[Data records]
---------------
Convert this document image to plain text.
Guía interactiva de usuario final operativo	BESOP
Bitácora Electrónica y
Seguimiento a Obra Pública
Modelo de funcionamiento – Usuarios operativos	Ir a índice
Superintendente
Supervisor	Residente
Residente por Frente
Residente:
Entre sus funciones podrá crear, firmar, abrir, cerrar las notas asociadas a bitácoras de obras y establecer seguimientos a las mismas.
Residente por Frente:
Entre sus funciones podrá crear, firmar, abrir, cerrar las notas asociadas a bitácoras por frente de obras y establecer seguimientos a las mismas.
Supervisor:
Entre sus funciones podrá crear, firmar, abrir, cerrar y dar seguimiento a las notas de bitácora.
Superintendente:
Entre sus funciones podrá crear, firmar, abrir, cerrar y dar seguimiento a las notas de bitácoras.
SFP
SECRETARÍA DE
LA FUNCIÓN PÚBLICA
---------------
• EXERCISE: Show each line holding the word "seguimientos".

• ANSWER FOR THIS EXERCISE:
Entre sus funciones podrá crear, firmar, abrir, cerrar las notas asociadas a bitácoras de obras y establecer seguimientos a las mismas.
Entre sus funciones podrá crear, firmar, abrir, cerrar las notas asociadas a bitácoras por frente de obras y establecer seguimientos a las mismas.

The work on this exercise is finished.